● Directions
Write out each line exactly as given. Leave the pictures out of your copy.

--- Records for the task ---

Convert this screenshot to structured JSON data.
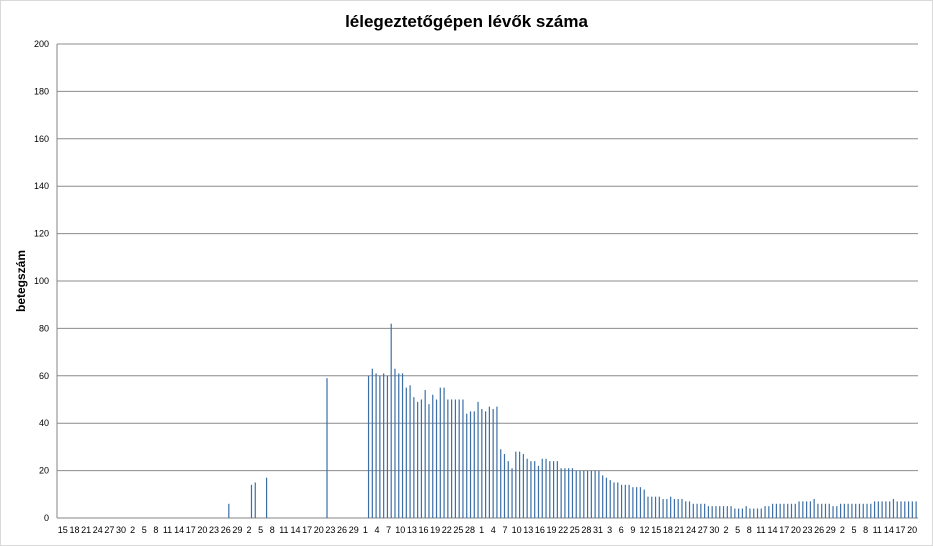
{
  "chart_data": {
    "type": "bar",
    "title": "lélegeztetőgépen lévők száma",
    "xlabel": "",
    "ylabel": "betegszám",
    "ylim": [
      0,
      200
    ],
    "yticks": [
      0,
      20,
      40,
      60,
      80,
      100,
      120,
      140,
      160,
      180,
      200
    ],
    "grid": true,
    "legend": "none",
    "xtick_labels": [
      "15",
      "18",
      "21",
      "24",
      "27",
      "30",
      "2",
      "5",
      "8",
      "11",
      "14",
      "17",
      "20",
      "23",
      "26",
      "29",
      "2",
      "5",
      "8",
      "11",
      "14",
      "17",
      "20",
      "23",
      "26",
      "29",
      "1",
      "4",
      "7",
      "10",
      "13",
      "16",
      "19",
      "22",
      "25",
      "28",
      "1",
      "4",
      "7",
      "10",
      "13",
      "16",
      "19",
      "22",
      "25",
      "28",
      "31",
      "3",
      "6",
      "9",
      "12",
      "15",
      "18",
      "21",
      "24",
      "27",
      "30",
      "2",
      "5",
      "8",
      "11",
      "14",
      "17",
      "20",
      "23",
      "26",
      "29",
      "2",
      "5",
      "8",
      "11",
      "14",
      "17",
      "20"
    ],
    "series": [
      {
        "color": "#3d6fa6",
        "values": [
          0,
          0,
          0,
          0,
          0,
          0,
          0,
          0,
          0,
          0,
          0,
          0,
          0,
          0,
          0,
          0,
          0,
          0,
          0,
          0,
          0,
          0,
          0,
          0,
          0,
          0,
          0,
          0,
          0,
          0,
          0,
          0,
          0,
          0,
          0,
          0,
          0,
          0,
          0,
          0,
          0,
          0,
          0,
          0,
          0,
          6,
          0,
          0,
          0,
          0,
          0,
          14,
          15,
          0,
          0,
          17,
          0,
          0,
          0,
          0,
          0,
          0,
          0,
          0,
          0,
          0,
          0,
          0,
          0,
          0,
          0,
          59,
          0,
          0,
          0,
          0,
          0,
          0,
          0,
          0,
          0,
          0,
          60,
          63,
          61,
          60,
          61,
          60,
          82,
          63,
          61,
          61,
          55,
          56,
          51,
          49,
          50,
          54,
          48,
          52,
          50,
          55,
          55,
          50,
          50,
          50,
          50,
          50,
          44,
          45,
          45,
          49,
          46,
          45,
          47,
          46,
          47,
          29,
          27,
          24,
          21,
          28,
          28,
          27,
          25,
          24,
          24,
          22,
          25,
          25,
          24,
          24,
          24,
          21,
          21,
          21,
          21,
          20,
          20,
          20,
          20,
          20,
          20,
          20,
          18,
          17,
          16,
          15,
          15,
          14,
          14,
          14,
          13,
          13,
          13,
          12,
          9,
          9,
          9,
          9,
          8,
          8,
          9,
          8,
          8,
          8,
          7,
          7,
          6,
          6,
          6,
          6,
          5,
          5,
          5,
          5,
          5,
          5,
          5,
          4,
          4,
          4,
          5,
          4,
          4,
          4,
          4,
          5,
          5,
          6,
          6,
          6,
          6,
          6,
          6,
          6,
          7,
          7,
          7,
          7,
          8,
          6,
          6,
          6,
          6,
          5,
          5,
          6,
          6,
          6,
          6,
          6,
          6,
          6,
          6,
          6,
          7,
          7,
          7,
          7,
          7,
          8,
          7,
          7,
          7,
          7,
          7,
          7
        ]
      },
      {
        "color": "#b5413a",
        "values": [
          0,
          0,
          0,
          0,
          0,
          0,
          0,
          0,
          0,
          0,
          0,
          0,
          0,
          0,
          0,
          0,
          0,
          0,
          0,
          0,
          0,
          0,
          0,
          0,
          0,
          0,
          0,
          0,
          0,
          0,
          0,
          0,
          0,
          0,
          0,
          0,
          0,
          0,
          0,
          0,
          0,
          0,
          0,
          0,
          0,
          0,
          0,
          0,
          0,
          0,
          0,
          0,
          0,
          0,
          0,
          0,
          0,
          0,
          0,
          0,
          0,
          0,
          0,
          0,
          0,
          0,
          0,
          0,
          0,
          0,
          0,
          0,
          0,
          0,
          0,
          0,
          0,
          0,
          0,
          0,
          0,
          0,
          0,
          0,
          0,
          0,
          0,
          0,
          0,
          0,
          0,
          0,
          0,
          0,
          0,
          0,
          0,
          0,
          0,
          0,
          0,
          0,
          0,
          0,
          0,
          0,
          0,
          0,
          0,
          0,
          0,
          0,
          0,
          0,
          0,
          0,
          0,
          0,
          0,
          0,
          0,
          0,
          0,
          0,
          0,
          0,
          0,
          0,
          0,
          0,
          0,
          0,
          0,
          0,
          0,
          0,
          0,
          0,
          0,
          0,
          0,
          0,
          0,
          0,
          0,
          0,
          0,
          0,
          0,
          0,
          0,
          0,
          0,
          0,
          0,
          0,
          0,
          0,
          0,
          0,
          0,
          0,
          0,
          0,
          0,
          0,
          0,
          0,
          0,
          0,
          0,
          0,
          0,
          0,
          0,
          0,
          0,
          0,
          0,
          0,
          0,
          0,
          0,
          0,
          0,
          0,
          0,
          0,
          0,
          0,
          0,
          0,
          0,
          0,
          0,
          0,
          0,
          0,
          0,
          0,
          0,
          0,
          0,
          0,
          0,
          0,
          0,
          0,
          0,
          0,
          0,
          0,
          0,
          0,
          0,
          0,
          0,
          0,
          0,
          0,
          0,
          0,
          0,
          0,
          0,
          0,
          0,
          0,
          0,
          0,
          0,
          0,
          0,
          0,
          0,
          0,
          0,
          0,
          7,
          7,
          7,
          7,
          7,
          8,
          8,
          9,
          10,
          11,
          12,
          13,
          13,
          12,
          14,
          14,
          15,
          16,
          16,
          17,
          18,
          20,
          22,
          29,
          30,
          32,
          33,
          35,
          36,
          35,
          33,
          31,
          35,
          36,
          37,
          43,
          46,
          51,
          54,
          52,
          48,
          45,
          43,
          42,
          41,
          38,
          40,
          41,
          56,
          82,
          110,
          138,
          154,
          160,
          155,
          165,
          167,
          173,
          185,
          178,
          188,
          197,
          200,
          197
        ]
      }
    ]
  }
}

---

● Solution for this problem
Convert this screenshot to structured JSON data.
{
  "chart_data": {
    "type": "bar",
    "title": "lélegeztetőgépen lévők száma",
    "xlabel": "",
    "ylabel": "betegszám",
    "ylim": [
      0,
      200
    ],
    "yticks": [
      0,
      20,
      40,
      60,
      80,
      100,
      120,
      140,
      160,
      180,
      200
    ],
    "grid": true,
    "legend": "none",
    "xtick_labels": [
      "15",
      "18",
      "21",
      "24",
      "27",
      "30",
      "2",
      "5",
      "8",
      "11",
      "14",
      "17",
      "20",
      "23",
      "26",
      "29",
      "2",
      "5",
      "8",
      "11",
      "14",
      "17",
      "20",
      "23",
      "26",
      "29",
      "1",
      "4",
      "7",
      "10",
      "13",
      "16",
      "19",
      "22",
      "25",
      "28",
      "1",
      "4",
      "7",
      "10",
      "13",
      "16",
      "19",
      "22",
      "25",
      "28",
      "31",
      "3",
      "6",
      "9",
      "12",
      "15",
      "18",
      "21",
      "24",
      "27",
      "30",
      "2",
      "5",
      "8",
      "11",
      "14",
      "17",
      "20",
      "23",
      "26",
      "29",
      "2",
      "5",
      "8",
      "11",
      "14",
      "17",
      "20"
    ],
    "series": [
      {
        "color": "#3d6fa6",
        "values": [
          0,
          0,
          0,
          0,
          0,
          0,
          0,
          0,
          0,
          0,
          0,
          0,
          0,
          0,
          0,
          0,
          0,
          0,
          0,
          0,
          0,
          0,
          0,
          0,
          0,
          0,
          0,
          0,
          0,
          0,
          0,
          0,
          0,
          0,
          0,
          0,
          0,
          0,
          0,
          0,
          0,
          0,
          0,
          0,
          0,
          6,
          0,
          0,
          0,
          0,
          0,
          14,
          15,
          0,
          0,
          17,
          0,
          0,
          0,
          0,
          0,
          0,
          0,
          0,
          0,
          0,
          0,
          0,
          0,
          0,
          0,
          59,
          0,
          0,
          0,
          0,
          0,
          0,
          0,
          0,
          0,
          0,
          60,
          63,
          61,
          60,
          61,
          60,
          82,
          63,
          61,
          61,
          55,
          56,
          51,
          49,
          50,
          54,
          48,
          52,
          50,
          55,
          55,
          50,
          50,
          50,
          50,
          50,
          44,
          45,
          45,
          49,
          46,
          45,
          47,
          46,
          47,
          29,
          27,
          24,
          21,
          28,
          28,
          27,
          25,
          24,
          24,
          22,
          25,
          25,
          24,
          24,
          24,
          21,
          21,
          21,
          21,
          20,
          20,
          20,
          20,
          20,
          20,
          20,
          18,
          17,
          16,
          15,
          15,
          14,
          14,
          14,
          13,
          13,
          13,
          12,
          9,
          9,
          9,
          9,
          8,
          8,
          9,
          8,
          8,
          8,
          7,
          7,
          6,
          6,
          6,
          6,
          5,
          5,
          5,
          5,
          5,
          5,
          5,
          4,
          4,
          4,
          5,
          4,
          4,
          4,
          4,
          5,
          5,
          6,
          6,
          6,
          6,
          6,
          6,
          6,
          7,
          7,
          7,
          7,
          8,
          6,
          6,
          6,
          6,
          5,
          5,
          6,
          6,
          6,
          6,
          6,
          6,
          6,
          6,
          6,
          7,
          7,
          7,
          7,
          7,
          8,
          7,
          7,
          7,
          7,
          7,
          7
        ]
      },
      {
        "color": "#b5413a",
        "values": [
          0,
          0,
          0,
          0,
          0,
          0,
          0,
          0,
          0,
          0,
          0,
          0,
          0,
          0,
          0,
          0,
          0,
          0,
          0,
          0,
          0,
          0,
          0,
          0,
          0,
          0,
          0,
          0,
          0,
          0,
          0,
          0,
          0,
          0,
          0,
          0,
          0,
          0,
          0,
          0,
          0,
          0,
          0,
          0,
          0,
          0,
          0,
          0,
          0,
          0,
          0,
          0,
          0,
          0,
          0,
          0,
          0,
          0,
          0,
          0,
          0,
          0,
          0,
          0,
          0,
          0,
          0,
          0,
          0,
          0,
          0,
          0,
          0,
          0,
          0,
          0,
          0,
          0,
          0,
          0,
          0,
          0,
          0,
          0,
          0,
          0,
          0,
          0,
          0,
          0,
          0,
          0,
          0,
          0,
          0,
          0,
          0,
          0,
          0,
          0,
          0,
          0,
          0,
          0,
          0,
          0,
          0,
          0,
          0,
          0,
          0,
          0,
          0,
          0,
          0,
          0,
          0,
          0,
          0,
          0,
          0,
          0,
          0,
          0,
          0,
          0,
          0,
          0,
          0,
          0,
          0,
          0,
          0,
          0,
          0,
          0,
          0,
          0,
          0,
          0,
          0,
          0,
          0,
          0,
          0,
          0,
          0,
          0,
          0,
          0,
          0,
          0,
          0,
          0,
          0,
          0,
          0,
          0,
          0,
          0,
          0,
          0,
          0,
          0,
          0,
          0,
          0,
          0,
          0,
          0,
          0,
          0,
          0,
          0,
          0,
          0,
          0,
          0,
          0,
          0,
          0,
          0,
          0,
          0,
          0,
          0,
          0,
          0,
          0,
          0,
          0,
          0,
          0,
          0,
          0,
          0,
          0,
          0,
          0,
          0,
          0,
          0,
          0,
          0,
          0,
          0,
          0,
          0,
          0,
          0,
          0,
          0,
          0,
          0,
          0,
          0,
          0,
          0,
          0,
          0,
          0,
          0,
          0,
          0,
          0,
          0,
          0,
          0,
          0,
          0,
          0,
          0,
          0,
          0,
          0,
          0,
          0,
          0,
          7,
          7,
          7,
          7,
          7,
          8,
          8,
          9,
          10,
          11,
          12,
          13,
          13,
          12,
          14,
          14,
          15,
          16,
          16,
          17,
          18,
          20,
          22,
          29,
          30,
          32,
          33,
          35,
          36,
          35,
          33,
          31,
          35,
          36,
          37,
          43,
          46,
          51,
          54,
          52,
          48,
          45,
          43,
          42,
          41,
          38,
          40,
          41,
          56,
          82,
          110,
          138,
          154,
          160,
          155,
          165,
          167,
          173,
          185,
          178,
          188,
          197,
          200,
          197
        ]
      }
    ]
  }
}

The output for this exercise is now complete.